**Request**
Entries follow. Set all of them down as they stand.

____ The input

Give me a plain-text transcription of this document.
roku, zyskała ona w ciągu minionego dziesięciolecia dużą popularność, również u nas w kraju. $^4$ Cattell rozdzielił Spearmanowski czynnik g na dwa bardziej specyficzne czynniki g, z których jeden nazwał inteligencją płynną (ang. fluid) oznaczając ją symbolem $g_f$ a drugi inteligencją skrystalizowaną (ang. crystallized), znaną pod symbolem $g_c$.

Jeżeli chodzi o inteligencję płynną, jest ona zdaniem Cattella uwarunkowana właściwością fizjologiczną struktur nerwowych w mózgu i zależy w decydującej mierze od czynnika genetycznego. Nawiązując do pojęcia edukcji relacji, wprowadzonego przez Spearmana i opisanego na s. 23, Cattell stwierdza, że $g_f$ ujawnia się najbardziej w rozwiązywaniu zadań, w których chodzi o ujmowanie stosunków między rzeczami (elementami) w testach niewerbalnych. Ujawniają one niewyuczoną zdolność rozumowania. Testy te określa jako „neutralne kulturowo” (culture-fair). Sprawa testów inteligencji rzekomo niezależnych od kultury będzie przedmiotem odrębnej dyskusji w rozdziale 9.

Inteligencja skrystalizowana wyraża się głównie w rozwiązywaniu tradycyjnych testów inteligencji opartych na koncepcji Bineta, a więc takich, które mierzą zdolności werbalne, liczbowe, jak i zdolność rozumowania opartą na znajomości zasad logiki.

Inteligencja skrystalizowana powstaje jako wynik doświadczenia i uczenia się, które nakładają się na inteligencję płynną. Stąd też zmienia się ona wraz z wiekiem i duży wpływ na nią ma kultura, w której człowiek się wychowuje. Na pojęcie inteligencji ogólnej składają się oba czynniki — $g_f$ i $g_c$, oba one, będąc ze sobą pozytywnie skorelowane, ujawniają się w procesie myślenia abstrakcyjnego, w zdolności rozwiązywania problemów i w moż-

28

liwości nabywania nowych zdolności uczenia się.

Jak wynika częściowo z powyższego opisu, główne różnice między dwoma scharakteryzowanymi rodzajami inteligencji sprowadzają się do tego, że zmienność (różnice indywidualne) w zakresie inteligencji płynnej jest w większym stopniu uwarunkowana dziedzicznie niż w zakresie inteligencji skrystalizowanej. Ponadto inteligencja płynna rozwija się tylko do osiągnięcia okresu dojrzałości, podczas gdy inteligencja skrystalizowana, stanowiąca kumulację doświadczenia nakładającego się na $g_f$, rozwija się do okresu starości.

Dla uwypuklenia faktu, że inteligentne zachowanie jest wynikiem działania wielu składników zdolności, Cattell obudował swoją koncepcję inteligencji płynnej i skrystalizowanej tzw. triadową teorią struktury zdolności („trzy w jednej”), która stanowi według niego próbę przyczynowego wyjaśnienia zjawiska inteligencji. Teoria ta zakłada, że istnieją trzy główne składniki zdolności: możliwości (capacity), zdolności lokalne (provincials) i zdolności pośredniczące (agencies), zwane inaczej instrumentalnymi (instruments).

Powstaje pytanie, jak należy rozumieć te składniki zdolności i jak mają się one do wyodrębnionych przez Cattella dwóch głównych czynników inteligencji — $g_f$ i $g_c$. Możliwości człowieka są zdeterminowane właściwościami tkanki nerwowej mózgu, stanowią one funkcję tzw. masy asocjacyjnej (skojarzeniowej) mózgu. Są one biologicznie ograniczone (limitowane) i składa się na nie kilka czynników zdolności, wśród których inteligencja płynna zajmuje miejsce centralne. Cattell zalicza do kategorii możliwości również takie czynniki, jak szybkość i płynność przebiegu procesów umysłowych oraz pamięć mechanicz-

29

________

**Correct output**
Give me a plain-text transcription of this document.
roku, zyskała ona w ciągu minionego dziesięciolecia dużą popularność, również u nas w kraju. $^4$ Cattell rozdzielił Spearmanowski czynnik g na dwa bardziej specyficzne czynniki g, z których jeden nazwał inteligencją płynną (ang. fluid) oznaczając ją symbolem $g_f$ a drugi inteligencją skrystalizowaną (ang. crystallized), znaną pod symbolem $g_c$.

Jeżeli chodzi o inteligencję płynną, jest ona zdaniem Cattella uwarunkowana właściwością fizjologiczną struktur nerwowych w mózgu i zależy w decydującej mierze od czynnika genetycznego. Nawiązując do pojęcia edukcji relacji, wprowadzonego przez Spearmana i opisanego na s. 23, Cattell stwierdza, że $g_f$ ujawnia się najbardziej w rozwiązywaniu zadań, w których chodzi o ujmowanie stosunków między rzeczami (elementami) w testach niewerbalnych. Ujawniają one niewyuczoną zdolność rozumowania. Testy te określa jako „neutralne kulturowo” (culture-fair). Sprawa testów inteligencji rzekomo niezależnych od kultury będzie przedmiotem odrębnej dyskusji w rozdziale 9.

Inteligencja skrystalizowana wyraża się głównie w rozwiązywaniu tradycyjnych testów inteligencji opartych na koncepcji Bineta, a więc takich, które mierzą zdolności werbalne, liczbowe, jak i zdolność rozumowania opartą na znajomości zasad logiki.

Inteligencja skrystalizowana powstaje jako wynik doświadczenia i uczenia się, które nakładają się na inteligencję płynną. Stąd też zmienia się ona wraz z wiekiem i duży wpływ na nią ma kultura, w której człowiek się wychowuje. Na pojęcie inteligencji ogólnej składają się oba czynniki — $g_f$ i $g_c$, oba one, będąc ze sobą pozytywnie skorelowane, ujawniają się w procesie myślenia abstrakcyjnego, w zdolności rozwiązywania problemów i w moż-

28

liwości nabywania nowych zdolności uczenia się.

Jak wynika częściowo z powyższego opisu, główne różnice między dwoma scharakteryzowanymi rodzajami inteligencji sprowadzają się do tego, że zmienność (różnice indywidualne) w zakresie inteligencji płynnej jest w większym stopniu uwarunkowana dziedzicznie niż w zakresie inteligencji skrystalizowanej. Ponadto inteligencja płynna rozwija się tylko do osiągnięcia okresu dojrzałości, podczas gdy inteligencja skrystalizowana, stanowiąca kumulację doświadczenia nakładającego się na $g_f$, rozwija się do okresu starości.

Dla uwypuklenia faktu, że inteligentne zachowanie jest wynikiem działania wielu składników zdolności, Cattell obudował swoją koncepcję inteligencji płynnej i skrystalizowanej tzw. triadową teorią struktury zdolności („trzy w jednej”), która stanowi według niego próbę przyczynowego wyjaśnienia zjawiska inteligencji. Teoria ta zakłada, że istnieją trzy główne składniki zdolności: możliwości (capacity), zdolności lokalne (provincials) i zdolności pośredniczące (agencies), zwane inaczej instrumentalnymi (instruments).

Powstaje pytanie, jak należy rozumieć te składniki zdolności i jak mają się one do wyodrębnionych przez Cattella dwóch głównych czynników inteligencji — $g_f$ i $g_c$. Możliwości człowieka są zdeterminowane właściwościami tkanki nerwowej mózgu, stanowią one funkcję tzw. masy asocjacyjnej (skojarzeniowej) mózgu. Są one biologicznie ograniczone (limitowane) i składa się na nie kilka czynników zdolności, wśród których inteligencja płynna zajmuje miejsce centralne. Cattell zalicza do kategorii możliwości również takie czynniki, jak szybkość i płynność przebiegu procesów umysłowych oraz pamięć mechanicz-

29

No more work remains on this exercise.